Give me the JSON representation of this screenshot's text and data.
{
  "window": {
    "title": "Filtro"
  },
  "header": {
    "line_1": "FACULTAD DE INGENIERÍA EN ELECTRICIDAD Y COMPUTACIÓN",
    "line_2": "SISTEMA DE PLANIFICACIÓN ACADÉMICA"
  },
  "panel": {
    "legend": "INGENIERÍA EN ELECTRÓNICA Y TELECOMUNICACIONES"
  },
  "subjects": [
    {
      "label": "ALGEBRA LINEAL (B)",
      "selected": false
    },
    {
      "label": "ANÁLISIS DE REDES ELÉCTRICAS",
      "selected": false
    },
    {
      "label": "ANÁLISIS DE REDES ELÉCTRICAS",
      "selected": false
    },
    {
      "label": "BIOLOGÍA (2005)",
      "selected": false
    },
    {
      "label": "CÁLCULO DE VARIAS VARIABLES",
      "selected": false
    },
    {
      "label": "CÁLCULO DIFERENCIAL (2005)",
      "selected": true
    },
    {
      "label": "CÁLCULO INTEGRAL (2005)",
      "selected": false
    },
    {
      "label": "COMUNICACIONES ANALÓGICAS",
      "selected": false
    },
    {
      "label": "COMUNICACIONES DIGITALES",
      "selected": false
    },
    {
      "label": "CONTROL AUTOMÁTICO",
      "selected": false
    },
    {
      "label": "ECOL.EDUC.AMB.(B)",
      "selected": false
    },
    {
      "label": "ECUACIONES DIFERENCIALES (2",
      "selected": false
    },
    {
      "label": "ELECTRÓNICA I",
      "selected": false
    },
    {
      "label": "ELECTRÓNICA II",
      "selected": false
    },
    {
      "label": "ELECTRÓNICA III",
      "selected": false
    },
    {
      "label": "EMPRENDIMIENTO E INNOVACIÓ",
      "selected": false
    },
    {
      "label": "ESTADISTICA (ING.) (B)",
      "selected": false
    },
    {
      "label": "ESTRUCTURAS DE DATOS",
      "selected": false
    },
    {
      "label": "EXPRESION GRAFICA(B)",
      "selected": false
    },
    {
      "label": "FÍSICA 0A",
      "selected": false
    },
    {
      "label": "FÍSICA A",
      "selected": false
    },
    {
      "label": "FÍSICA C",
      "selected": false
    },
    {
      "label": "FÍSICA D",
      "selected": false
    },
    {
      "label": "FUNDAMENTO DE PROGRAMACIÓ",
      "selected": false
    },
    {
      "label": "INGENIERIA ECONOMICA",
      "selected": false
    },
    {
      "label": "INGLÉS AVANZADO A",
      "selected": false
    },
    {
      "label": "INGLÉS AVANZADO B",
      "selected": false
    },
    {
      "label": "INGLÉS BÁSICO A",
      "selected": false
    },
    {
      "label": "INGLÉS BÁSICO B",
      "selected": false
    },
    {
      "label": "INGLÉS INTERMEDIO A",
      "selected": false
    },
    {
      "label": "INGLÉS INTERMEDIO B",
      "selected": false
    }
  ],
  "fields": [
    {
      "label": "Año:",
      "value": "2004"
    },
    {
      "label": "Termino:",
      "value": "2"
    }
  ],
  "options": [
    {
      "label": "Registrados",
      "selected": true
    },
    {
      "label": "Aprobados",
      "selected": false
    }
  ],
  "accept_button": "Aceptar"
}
⁂
• [TASK] Every line above should be printed again exactly as it stands.

• [COMPLETE RESPONSE]
Give me the JSON representation of this screenshot's text and data.
{
  "window": {
    "title": "Filtro"
  },
  "header": {
    "line_1": "FACULTAD DE INGENIERÍA EN ELECTRICIDAD Y COMPUTACIÓN",
    "line_2": "SISTEMA DE PLANIFICACIÓN ACADÉMICA"
  },
  "panel": {
    "legend": "INGENIERÍA EN ELECTRÓNICA Y TELECOMUNICACIONES"
  },
  "subjects": [
    {
      "label": "ALGEBRA LINEAL (B)",
      "selected": false
    },
    {
      "label": "ANÁLISIS DE REDES ELÉCTRICAS",
      "selected": false
    },
    {
      "label": "ANÁLISIS DE REDES ELÉCTRICAS",
      "selected": false
    },
    {
      "label": "BIOLOGÍA (2005)",
      "selected": false
    },
    {
      "label": "CÁLCULO DE VARIAS VARIABLES",
      "selected": false
    },
    {
      "label": "CÁLCULO DIFERENCIAL (2005)",
      "selected": true
    },
    {
      "label": "CÁLCULO INTEGRAL (2005)",
      "selected": false
    },
    {
      "label": "COMUNICACIONES ANALÓGICAS",
      "selected": false
    },
    {
      "label": "COMUNICACIONES DIGITALES",
      "selected": false
    },
    {
      "label": "CONTROL AUTOMÁTICO",
      "selected": false
    },
    {
      "label": "ECOL.EDUC.AMB.(B)",
      "selected": false
    },
    {
      "label": "ECUACIONES DIFERENCIALES (2",
      "selected": false
    },
    {
      "label": "ELECTRÓNICA I",
      "selected": false
    },
    {
      "label": "ELECTRÓNICA II",
      "selected": false
    },
    {
      "label": "ELECTRÓNICA III",
      "selected": false
    },
    {
      "label": "EMPRENDIMIENTO E INNOVACIÓ",
      "selected": false
    },
    {
      "label": "ESTADISTICA (ING.) (B)",
      "selected": false
    },
    {
      "label": "ESTRUCTURAS DE DATOS",
      "selected": false
    },
    {
      "label": "EXPRESION GRAFICA(B)",
      "selected": false
    },
    {
      "label": "FÍSICA 0A",
      "selected": false
    },
    {
      "label": "FÍSICA A",
      "selected": false
    },
    {
      "label": "FÍSICA C",
      "selected": false
    },
    {
      "label": "FÍSICA D",
      "selected": false
    },
    {
      "label": "FUNDAMENTO DE PROGRAMACIÓ",
      "selected": false
    },
    {
      "label": "INGENIERIA ECONOMICA",
      "selected": false
    },
    {
      "label": "INGLÉS AVANZADO A",
      "selected": false
    },
    {
      "label": "INGLÉS AVANZADO B",
      "selected": false
    },
    {
      "label": "INGLÉS BÁSICO A",
      "selected": false
    },
    {
      "label": "INGLÉS BÁSICO B",
      "selected": false
    },
    {
      "label": "INGLÉS INTERMEDIO A",
      "selected": false
    },
    {
      "label": "INGLÉS INTERMEDIO B",
      "selected": false
    }
  ],
  "fields": [
    {
      "label": "Año:",
      "value": "2004"
    },
    {
      "label": "Termino:",
      "value": "2"
    }
  ],
  "options": [
    {
      "label": "Registrados",
      "selected": true
    },
    {
      "label": "Aprobados",
      "selected": false
    }
  ],
  "accept_button": "Aceptar"
}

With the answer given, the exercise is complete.